[JOB]: Give back all the data exactly, line by line.

(Records contained in a dataset)
☆ ☆ ☆ ☆ ☆ ☆ ☆

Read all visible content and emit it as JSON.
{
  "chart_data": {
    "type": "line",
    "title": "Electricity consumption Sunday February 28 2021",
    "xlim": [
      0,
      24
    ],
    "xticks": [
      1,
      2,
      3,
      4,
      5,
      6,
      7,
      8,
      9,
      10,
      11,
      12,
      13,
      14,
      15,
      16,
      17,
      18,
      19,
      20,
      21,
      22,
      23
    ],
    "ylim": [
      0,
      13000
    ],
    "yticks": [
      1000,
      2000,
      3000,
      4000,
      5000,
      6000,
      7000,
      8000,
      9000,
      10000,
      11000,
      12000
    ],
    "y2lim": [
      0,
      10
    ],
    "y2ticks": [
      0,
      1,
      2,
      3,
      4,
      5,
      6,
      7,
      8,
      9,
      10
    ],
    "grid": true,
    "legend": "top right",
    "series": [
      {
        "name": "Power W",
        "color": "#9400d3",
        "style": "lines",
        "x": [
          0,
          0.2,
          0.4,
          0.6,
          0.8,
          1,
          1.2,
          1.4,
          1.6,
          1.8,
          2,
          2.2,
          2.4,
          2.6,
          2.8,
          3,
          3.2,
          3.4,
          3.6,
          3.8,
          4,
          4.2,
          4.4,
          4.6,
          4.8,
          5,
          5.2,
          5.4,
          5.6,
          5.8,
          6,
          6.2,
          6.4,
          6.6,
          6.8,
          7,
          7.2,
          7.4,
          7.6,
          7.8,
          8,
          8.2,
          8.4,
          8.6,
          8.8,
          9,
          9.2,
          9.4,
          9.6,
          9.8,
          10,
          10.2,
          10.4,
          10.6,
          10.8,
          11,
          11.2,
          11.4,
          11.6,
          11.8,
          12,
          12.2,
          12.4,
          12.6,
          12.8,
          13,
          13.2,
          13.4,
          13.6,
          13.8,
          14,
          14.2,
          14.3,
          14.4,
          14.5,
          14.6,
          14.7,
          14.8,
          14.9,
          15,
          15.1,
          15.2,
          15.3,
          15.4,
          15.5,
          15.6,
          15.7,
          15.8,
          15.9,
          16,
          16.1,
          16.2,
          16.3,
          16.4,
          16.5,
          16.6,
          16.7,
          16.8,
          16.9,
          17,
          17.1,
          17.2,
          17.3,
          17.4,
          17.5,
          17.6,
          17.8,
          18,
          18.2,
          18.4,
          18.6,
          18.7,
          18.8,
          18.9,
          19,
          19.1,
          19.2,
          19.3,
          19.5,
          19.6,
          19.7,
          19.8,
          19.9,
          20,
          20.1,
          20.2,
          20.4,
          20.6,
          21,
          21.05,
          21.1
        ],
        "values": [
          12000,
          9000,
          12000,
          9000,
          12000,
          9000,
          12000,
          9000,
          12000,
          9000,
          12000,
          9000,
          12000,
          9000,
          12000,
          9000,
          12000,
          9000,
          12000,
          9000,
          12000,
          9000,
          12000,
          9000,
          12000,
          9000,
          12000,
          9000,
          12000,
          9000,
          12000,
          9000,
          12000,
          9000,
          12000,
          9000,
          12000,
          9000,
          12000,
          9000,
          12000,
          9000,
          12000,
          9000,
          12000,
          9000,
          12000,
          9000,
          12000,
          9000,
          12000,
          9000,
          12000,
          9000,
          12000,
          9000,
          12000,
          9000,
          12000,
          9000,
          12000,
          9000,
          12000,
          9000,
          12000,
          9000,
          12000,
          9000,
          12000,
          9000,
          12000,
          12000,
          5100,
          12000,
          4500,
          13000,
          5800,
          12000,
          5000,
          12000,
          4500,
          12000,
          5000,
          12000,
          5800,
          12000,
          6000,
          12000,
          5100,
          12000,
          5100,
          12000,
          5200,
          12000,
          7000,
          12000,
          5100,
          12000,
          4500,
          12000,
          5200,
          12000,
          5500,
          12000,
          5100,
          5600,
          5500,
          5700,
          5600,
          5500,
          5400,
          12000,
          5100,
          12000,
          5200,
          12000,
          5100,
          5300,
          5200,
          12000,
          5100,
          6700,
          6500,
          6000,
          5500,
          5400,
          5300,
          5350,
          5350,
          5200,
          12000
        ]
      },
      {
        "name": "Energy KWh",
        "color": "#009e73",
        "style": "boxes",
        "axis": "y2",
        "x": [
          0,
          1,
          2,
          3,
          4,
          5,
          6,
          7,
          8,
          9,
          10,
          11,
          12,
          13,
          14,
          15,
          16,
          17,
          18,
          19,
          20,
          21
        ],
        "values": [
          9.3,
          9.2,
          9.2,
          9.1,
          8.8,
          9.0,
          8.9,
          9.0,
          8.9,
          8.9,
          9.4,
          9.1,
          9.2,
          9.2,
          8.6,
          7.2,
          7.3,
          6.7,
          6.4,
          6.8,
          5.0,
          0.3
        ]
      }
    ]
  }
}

☆ ☆ ☆ ☆ ☆ ☆ ☆

[EXERCISE RESULT]:
Read all visible content and emit it as JSON.
{
  "chart_data": {
    "type": "line",
    "title": "Electricity consumption Sunday February 28 2021",
    "xlim": [
      0,
      24
    ],
    "xticks": [
      1,
      2,
      3,
      4,
      5,
      6,
      7,
      8,
      9,
      10,
      11,
      12,
      13,
      14,
      15,
      16,
      17,
      18,
      19,
      20,
      21,
      22,
      23
    ],
    "ylim": [
      0,
      13000
    ],
    "yticks": [
      1000,
      2000,
      3000,
      4000,
      5000,
      6000,
      7000,
      8000,
      9000,
      10000,
      11000,
      12000
    ],
    "y2lim": [
      0,
      10
    ],
    "y2ticks": [
      0,
      1,
      2,
      3,
      4,
      5,
      6,
      7,
      8,
      9,
      10
    ],
    "grid": true,
    "legend": "top right",
    "series": [
      {
        "name": "Power W",
        "color": "#9400d3",
        "style": "lines",
        "x": [
          0,
          0.2,
          0.4,
          0.6,
          0.8,
          1,
          1.2,
          1.4,
          1.6,
          1.8,
          2,
          2.2,
          2.4,
          2.6,
          2.8,
          3,
          3.2,
          3.4,
          3.6,
          3.8,
          4,
          4.2,
          4.4,
          4.6,
          4.8,
          5,
          5.2,
          5.4,
          5.6,
          5.8,
          6,
          6.2,
          6.4,
          6.6,
          6.8,
          7,
          7.2,
          7.4,
          7.6,
          7.8,
          8,
          8.2,
          8.4,
          8.6,
          8.8,
          9,
          9.2,
          9.4,
          9.6,
          9.8,
          10,
          10.2,
          10.4,
          10.6,
          10.8,
          11,
          11.2,
          11.4,
          11.6,
          11.8,
          12,
          12.2,
          12.4,
          12.6,
          12.8,
          13,
          13.2,
          13.4,
          13.6,
          13.8,
          14,
          14.2,
          14.3,
          14.4,
          14.5,
          14.6,
          14.7,
          14.8,
          14.9,
          15,
          15.1,
          15.2,
          15.3,
          15.4,
          15.5,
          15.6,
          15.7,
          15.8,
          15.9,
          16,
          16.1,
          16.2,
          16.3,
          16.4,
          16.5,
          16.6,
          16.7,
          16.8,
          16.9,
          17,
          17.1,
          17.2,
          17.3,
          17.4,
          17.5,
          17.6,
          17.8,
          18,
          18.2,
          18.4,
          18.6,
          18.7,
          18.8,
          18.9,
          19,
          19.1,
          19.2,
          19.3,
          19.5,
          19.6,
          19.7,
          19.8,
          19.9,
          20,
          20.1,
          20.2,
          20.4,
          20.6,
          21,
          21.05,
          21.1
        ],
        "values": [
          12000,
          9000,
          12000,
          9000,
          12000,
          9000,
          12000,
          9000,
          12000,
          9000,
          12000,
          9000,
          12000,
          9000,
          12000,
          9000,
          12000,
          9000,
          12000,
          9000,
          12000,
          9000,
          12000,
          9000,
          12000,
          9000,
          12000,
          9000,
          12000,
          9000,
          12000,
          9000,
          12000,
          9000,
          12000,
          9000,
          12000,
          9000,
          12000,
          9000,
          12000,
          9000,
          12000,
          9000,
          12000,
          9000,
          12000,
          9000,
          12000,
          9000,
          12000,
          9000,
          12000,
          9000,
          12000,
          9000,
          12000,
          9000,
          12000,
          9000,
          12000,
          9000,
          12000,
          9000,
          12000,
          9000,
          12000,
          9000,
          12000,
          9000,
          12000,
          12000,
          5100,
          12000,
          4500,
          13000,
          5800,
          12000,
          5000,
          12000,
          4500,
          12000,
          5000,
          12000,
          5800,
          12000,
          6000,
          12000,
          5100,
          12000,
          5100,
          12000,
          5200,
          12000,
          7000,
          12000,
          5100,
          12000,
          4500,
          12000,
          5200,
          12000,
          5500,
          12000,
          5100,
          5600,
          5500,
          5700,
          5600,
          5500,
          5400,
          12000,
          5100,
          12000,
          5200,
          12000,
          5100,
          5300,
          5200,
          12000,
          5100,
          6700,
          6500,
          6000,
          5500,
          5400,
          5300,
          5350,
          5350,
          5200,
          12000
        ]
      },
      {
        "name": "Energy KWh",
        "color": "#009e73",
        "style": "boxes",
        "axis": "y2",
        "x": [
          0,
          1,
          2,
          3,
          4,
          5,
          6,
          7,
          8,
          9,
          10,
          11,
          12,
          13,
          14,
          15,
          16,
          17,
          18,
          19,
          20,
          21
        ],
        "values": [
          9.3,
          9.2,
          9.2,
          9.1,
          8.8,
          9.0,
          8.9,
          9.0,
          8.9,
          8.9,
          9.4,
          9.1,
          9.2,
          9.2,
          8.6,
          7.2,
          7.3,
          6.7,
          6.4,
          6.8,
          5.0,
          0.3
        ]
      }
    ]
  }
}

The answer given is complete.